__WRITTEN REQUEST__:
Without changing a character, return the entries, but not the images they hold.

━━━━━━━━━━━━━━━━━━━━━━━━━━━━━━

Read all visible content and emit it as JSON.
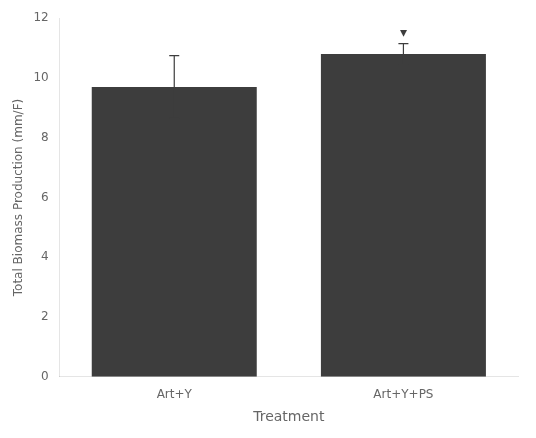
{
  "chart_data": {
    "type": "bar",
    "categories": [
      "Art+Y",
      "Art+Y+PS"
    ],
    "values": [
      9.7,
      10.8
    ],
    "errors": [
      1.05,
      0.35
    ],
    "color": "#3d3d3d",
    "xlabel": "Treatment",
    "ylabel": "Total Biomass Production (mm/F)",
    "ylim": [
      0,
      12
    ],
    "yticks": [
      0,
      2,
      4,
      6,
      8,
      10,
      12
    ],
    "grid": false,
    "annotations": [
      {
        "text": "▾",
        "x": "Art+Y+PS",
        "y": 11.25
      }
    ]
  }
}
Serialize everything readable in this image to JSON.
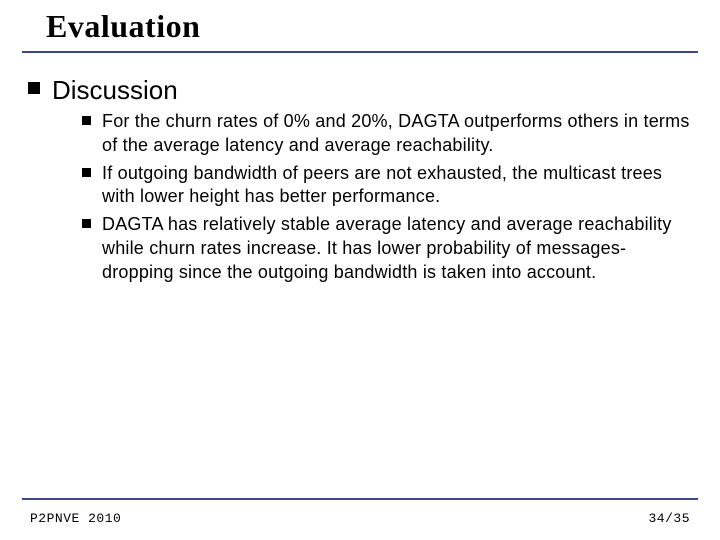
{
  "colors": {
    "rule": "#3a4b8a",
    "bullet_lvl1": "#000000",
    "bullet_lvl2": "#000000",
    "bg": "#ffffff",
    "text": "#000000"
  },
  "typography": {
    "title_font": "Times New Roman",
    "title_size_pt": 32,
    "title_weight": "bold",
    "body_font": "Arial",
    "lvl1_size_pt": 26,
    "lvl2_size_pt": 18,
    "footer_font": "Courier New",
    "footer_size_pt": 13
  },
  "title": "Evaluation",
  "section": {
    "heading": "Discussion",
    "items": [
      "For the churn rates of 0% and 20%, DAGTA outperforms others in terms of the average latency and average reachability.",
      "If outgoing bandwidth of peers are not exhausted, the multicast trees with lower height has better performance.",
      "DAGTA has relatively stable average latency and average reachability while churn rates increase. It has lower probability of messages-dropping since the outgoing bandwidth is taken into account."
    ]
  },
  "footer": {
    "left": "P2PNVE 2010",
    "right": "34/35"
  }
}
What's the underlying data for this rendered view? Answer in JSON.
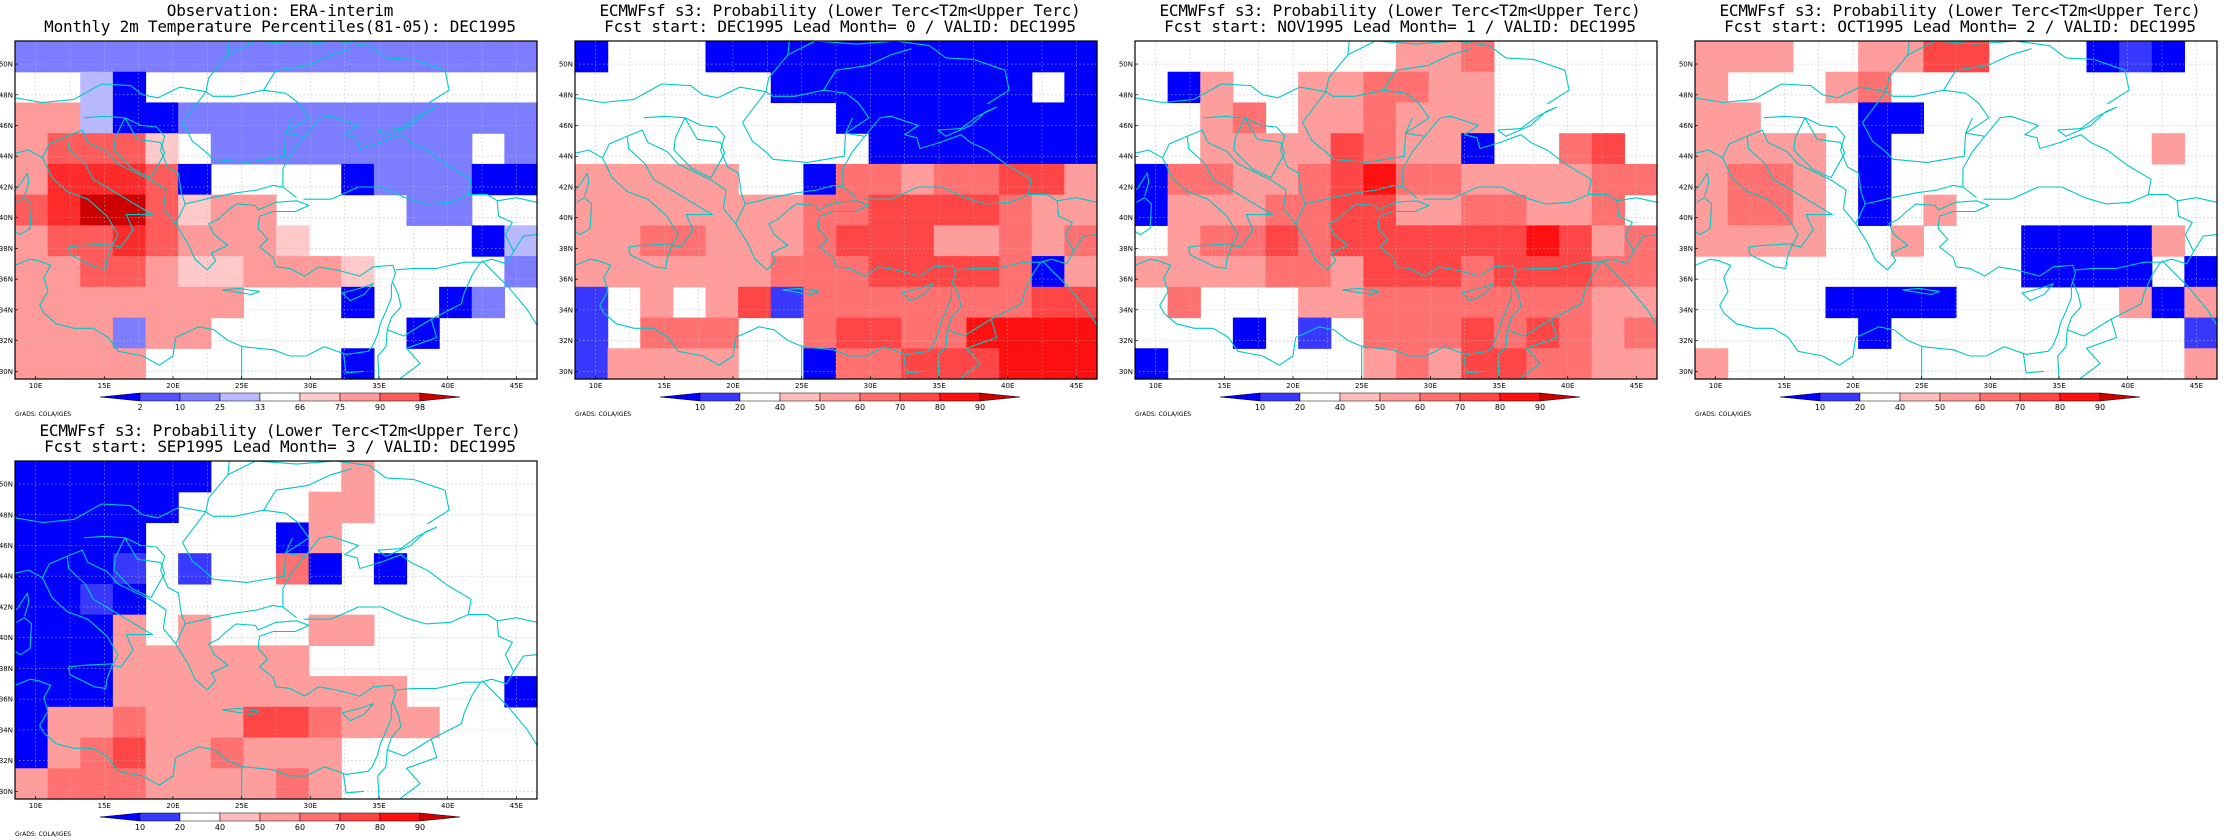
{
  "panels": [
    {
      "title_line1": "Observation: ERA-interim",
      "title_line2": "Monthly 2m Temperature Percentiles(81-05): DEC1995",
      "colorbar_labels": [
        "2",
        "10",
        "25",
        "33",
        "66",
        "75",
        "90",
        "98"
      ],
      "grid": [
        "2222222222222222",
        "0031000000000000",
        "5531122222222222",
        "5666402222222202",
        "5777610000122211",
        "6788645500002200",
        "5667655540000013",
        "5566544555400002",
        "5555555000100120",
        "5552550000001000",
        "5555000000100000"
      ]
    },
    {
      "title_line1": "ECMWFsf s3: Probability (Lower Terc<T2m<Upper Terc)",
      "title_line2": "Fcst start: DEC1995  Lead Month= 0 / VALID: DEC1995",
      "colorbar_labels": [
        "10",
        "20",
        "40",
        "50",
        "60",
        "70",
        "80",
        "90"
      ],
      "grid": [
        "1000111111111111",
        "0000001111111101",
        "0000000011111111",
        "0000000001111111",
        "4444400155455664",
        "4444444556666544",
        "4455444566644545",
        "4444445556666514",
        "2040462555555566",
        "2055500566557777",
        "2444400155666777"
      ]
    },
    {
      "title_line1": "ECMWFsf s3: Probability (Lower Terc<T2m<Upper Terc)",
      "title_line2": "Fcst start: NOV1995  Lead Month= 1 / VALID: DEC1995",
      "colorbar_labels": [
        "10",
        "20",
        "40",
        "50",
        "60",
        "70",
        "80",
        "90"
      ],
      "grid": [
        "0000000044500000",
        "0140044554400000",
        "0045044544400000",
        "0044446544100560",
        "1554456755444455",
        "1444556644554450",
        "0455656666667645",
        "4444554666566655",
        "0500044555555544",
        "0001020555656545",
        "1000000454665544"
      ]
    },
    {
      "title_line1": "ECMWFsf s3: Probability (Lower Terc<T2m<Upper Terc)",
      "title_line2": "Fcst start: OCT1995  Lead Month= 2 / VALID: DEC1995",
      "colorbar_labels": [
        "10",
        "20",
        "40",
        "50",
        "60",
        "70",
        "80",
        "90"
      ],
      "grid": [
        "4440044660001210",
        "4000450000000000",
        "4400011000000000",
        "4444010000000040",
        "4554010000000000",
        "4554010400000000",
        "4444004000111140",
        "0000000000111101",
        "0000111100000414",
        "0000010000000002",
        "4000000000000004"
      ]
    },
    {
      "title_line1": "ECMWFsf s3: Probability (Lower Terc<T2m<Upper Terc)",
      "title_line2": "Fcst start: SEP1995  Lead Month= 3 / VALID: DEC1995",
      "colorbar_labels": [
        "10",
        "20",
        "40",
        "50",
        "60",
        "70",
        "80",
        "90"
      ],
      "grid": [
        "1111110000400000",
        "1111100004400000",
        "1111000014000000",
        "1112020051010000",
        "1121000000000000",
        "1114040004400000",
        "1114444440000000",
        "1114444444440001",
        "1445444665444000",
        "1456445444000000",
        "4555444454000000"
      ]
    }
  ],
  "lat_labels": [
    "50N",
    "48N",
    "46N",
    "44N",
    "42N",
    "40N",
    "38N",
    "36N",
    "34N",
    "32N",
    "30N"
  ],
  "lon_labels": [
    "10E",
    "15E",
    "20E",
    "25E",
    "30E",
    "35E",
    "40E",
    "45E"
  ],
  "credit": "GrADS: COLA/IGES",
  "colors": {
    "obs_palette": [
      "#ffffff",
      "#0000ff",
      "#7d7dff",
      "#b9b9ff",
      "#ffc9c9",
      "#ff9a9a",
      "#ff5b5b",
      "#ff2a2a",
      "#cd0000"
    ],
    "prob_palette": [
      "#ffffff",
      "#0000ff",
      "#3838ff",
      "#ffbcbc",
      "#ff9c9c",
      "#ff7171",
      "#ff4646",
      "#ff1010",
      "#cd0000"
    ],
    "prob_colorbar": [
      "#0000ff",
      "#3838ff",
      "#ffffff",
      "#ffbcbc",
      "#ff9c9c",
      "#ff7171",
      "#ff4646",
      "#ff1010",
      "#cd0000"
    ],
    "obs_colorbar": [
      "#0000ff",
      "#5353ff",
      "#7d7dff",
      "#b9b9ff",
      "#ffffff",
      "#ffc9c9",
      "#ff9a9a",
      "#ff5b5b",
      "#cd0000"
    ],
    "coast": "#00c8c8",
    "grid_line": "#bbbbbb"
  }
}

━━━━━━━━━━━━━━━━━━━━━━━━━━━━━━

__SOLUTION TO THIS PROBLEM__:
Read all visible content and emit it as JSON.
{
  "chart_data": {
    "type": "bar",
    "categories": [
      "Art+Y",
      "Art+Y+PS"
    ],
    "values": [
      9.7,
      10.8
    ],
    "errors": [
      1.05,
      0.35
    ],
    "color": "#3d3d3d",
    "xlabel": "Treatment",
    "ylabel": "Total Biomass Production (mm/F)",
    "ylim": [
      0,
      12
    ],
    "yticks": [
      0,
      2,
      4,
      6,
      8,
      10,
      12
    ],
    "grid": false,
    "annotations": [
      {
        "text": "▾",
        "x": "Art+Y+PS",
        "y": 11.25
      }
    ]
  }
}
Serialize everything readable in this image to JSON.
{
  "colors": {
    "rule": "#3a4b8a",
    "bullet_lvl1": "#000000",
    "bullet_lvl2": "#000000",
    "bg": "#ffffff",
    "text": "#000000"
  },
  "typography": {
    "title_font": "Times New Roman",
    "title_size_pt": 32,
    "title_weight": "bold",
    "body_font": "Arial",
    "lvl1_size_pt": 26,
    "lvl2_size_pt": 18,
    "footer_font": "Courier New",
    "footer_size_pt": 13
  },
  "title": "Evaluation",
  "section": {
    "heading": "Discussion",
    "items": [
      "For the churn rates of 0% and 20%, DAGTA outperforms others in terms of the average latency and average reachability.",
      "If outgoing bandwidth of peers are not exhausted, the multicast trees with lower height has better performance.",
      "DAGTA has relatively stable average latency and average reachability while churn rates increase. It has lower probability of messages-dropping since the outgoing bandwidth is taken into account."
    ]
  },
  "footer": {
    "left": "P2PNVE 2010",
    "right": "34/35"
  }
}
What's the underlying data for this rendered view? Answer in JSON.
{
  "panels": [
    {
      "title_line1": "Observation: ERA-interim",
      "title_line2": "Monthly 2m Temperature Percentiles(81-05): DEC1995",
      "colorbar_labels": [
        "2",
        "10",
        "25",
        "33",
        "66",
        "75",
        "90",
        "98"
      ],
      "grid": [
        "2222222222222222",
        "0031000000000000",
        "5531122222222222",
        "5666402222222202",
        "5777610000122211",
        "6788645500002200",
        "5667655540000013",
        "5566544555400002",
        "5555555000100120",
        "5552550000001000",
        "5555000000100000"
      ]
    },
    {
      "title_line1": "ECMWFsf s3: Probability (Lower Terc<T2m<Upper Terc)",
      "title_line2": "Fcst start: DEC1995  Lead Month= 0 / VALID: DEC1995",
      "colorbar_labels": [
        "10",
        "20",
        "40",
        "50",
        "60",
        "70",
        "80",
        "90"
      ],
      "grid": [
        "1000111111111111",
        "0000001111111101",
        "0000000011111111",
        "0000000001111111",
        "4444400155455664",
        "4444444556666544",
        "4455444566644545",
        "4444445556666514",
        "2040462555555566",
        "2055500566557777",
        "2444400155666777"
      ]
    },
    {
      "title_line1": "ECMWFsf s3: Probability (Lower Terc<T2m<Upper Terc)",
      "title_line2": "Fcst start: NOV1995  Lead Month= 1 / VALID: DEC1995",
      "colorbar_labels": [
        "10",
        "20",
        "40",
        "50",
        "60",
        "70",
        "80",
        "90"
      ],
      "grid": [
        "0000000044500000",
        "0140044554400000",
        "0045044544400000",
        "0044446544100560",
        "1554456755444455",
        "1444556644554450",
        "0455656666667645",
        "4444554666566655",
        "0500044555555544",
        "0001020555656545",
        "1000000454665544"
      ]
    },
    {
      "title_line1": "ECMWFsf s3: Probability (Lower Terc<T2m<Upper Terc)",
      "title_line2": "Fcst start: OCT1995  Lead Month= 2 / VALID: DEC1995",
      "colorbar_labels": [
        "10",
        "20",
        "40",
        "50",
        "60",
        "70",
        "80",
        "90"
      ],
      "grid": [
        "4440044660001210",
        "4000450000000000",
        "4400011000000000",
        "4444010000000040",
        "4554010000000000",
        "4554010400000000",
        "4444004000111140",
        "0000000000111101",
        "0000111100000414",
        "0000010000000002",
        "4000000000000004"
      ]
    },
    {
      "title_line1": "ECMWFsf s3: Probability (Lower Terc<T2m<Upper Terc)",
      "title_line2": "Fcst start: SEP1995  Lead Month= 3 / VALID: DEC1995",
      "colorbar_labels": [
        "10",
        "20",
        "40",
        "50",
        "60",
        "70",
        "80",
        "90"
      ],
      "grid": [
        "1111110000400000",
        "1111100004400000",
        "1111000014000000",
        "1112020051010000",
        "1121000000000000",
        "1114040004400000",
        "1114444440000000",
        "1114444444440001",
        "1445444665444000",
        "1456445444000000",
        "4555444454000000"
      ]
    }
  ],
  "lat_labels": [
    "50N",
    "48N",
    "46N",
    "44N",
    "42N",
    "40N",
    "38N",
    "36N",
    "34N",
    "32N",
    "30N"
  ],
  "lon_labels": [
    "10E",
    "15E",
    "20E",
    "25E",
    "30E",
    "35E",
    "40E",
    "45E"
  ],
  "credit": "GrADS: COLA/IGES",
  "colors": {
    "obs_palette": [
      "#ffffff",
      "#0000ff",
      "#7d7dff",
      "#b9b9ff",
      "#ffc9c9",
      "#ff9a9a",
      "#ff5b5b",
      "#ff2a2a",
      "#cd0000"
    ],
    "prob_palette": [
      "#ffffff",
      "#0000ff",
      "#3838ff",
      "#ffbcbc",
      "#ff9c9c",
      "#ff7171",
      "#ff4646",
      "#ff1010",
      "#cd0000"
    ],
    "prob_colorbar": [
      "#0000ff",
      "#3838ff",
      "#ffffff",
      "#ffbcbc",
      "#ff9c9c",
      "#ff7171",
      "#ff4646",
      "#ff1010",
      "#cd0000"
    ],
    "obs_colorbar": [
      "#0000ff",
      "#5353ff",
      "#7d7dff",
      "#b9b9ff",
      "#ffffff",
      "#ffc9c9",
      "#ff9a9a",
      "#ff5b5b",
      "#cd0000"
    ],
    "coast": "#00c8c8",
    "grid_line": "#bbbbbb"
  }
}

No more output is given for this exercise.